Stored data:

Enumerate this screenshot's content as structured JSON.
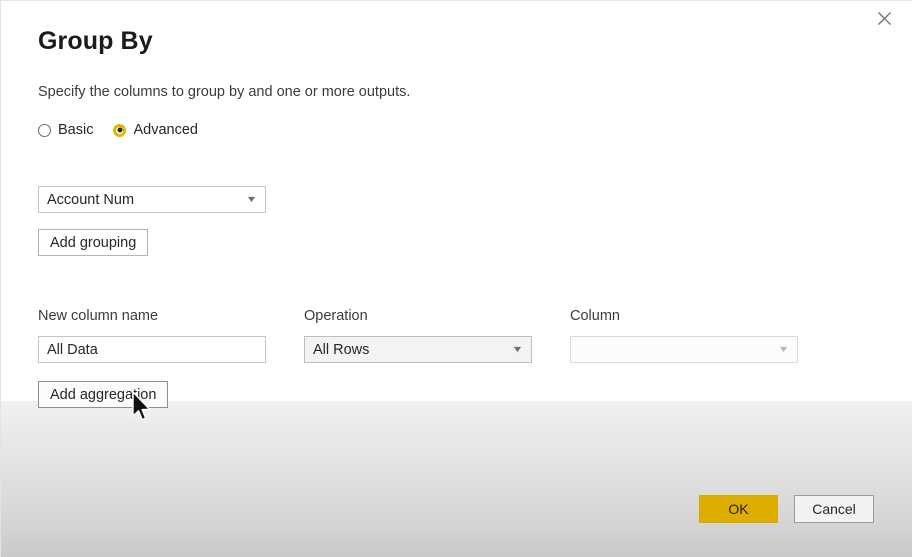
{
  "dialog": {
    "title": "Group By",
    "subtitle": "Specify the columns to group by and one or more outputs.",
    "close_icon": "close-icon"
  },
  "mode": {
    "options": [
      {
        "label": "Basic",
        "selected": false
      },
      {
        "label": "Advanced",
        "selected": true
      }
    ]
  },
  "grouping": {
    "column_value": "Account Num",
    "dropdown_icon": "chevron-down-icon",
    "add_button_label": "Add grouping"
  },
  "aggregation": {
    "headers": {
      "new_column_name": "New column name",
      "operation": "Operation",
      "column": "Column"
    },
    "rows": [
      {
        "new_column_name_value": "All Data",
        "new_column_name_placeholder": "",
        "operation_value": "All Rows",
        "column_value": "",
        "column_placeholder": "",
        "column_disabled": true
      }
    ],
    "add_button_label": "Add aggregation"
  },
  "footer": {
    "ok_label": "OK",
    "cancel_label": "Cancel"
  },
  "colors": {
    "accent_gold": "#ddad00",
    "radio_gold": "#e3b505",
    "text_primary": "#262626",
    "border": "#c4c4c4"
  }
}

### WORK INSTRUCTIONS
From the records given above, copy all lines containing "grouping".

### WRITTEN SOLUTION
  "grouping": {
    "add_button_label": "Add grouping"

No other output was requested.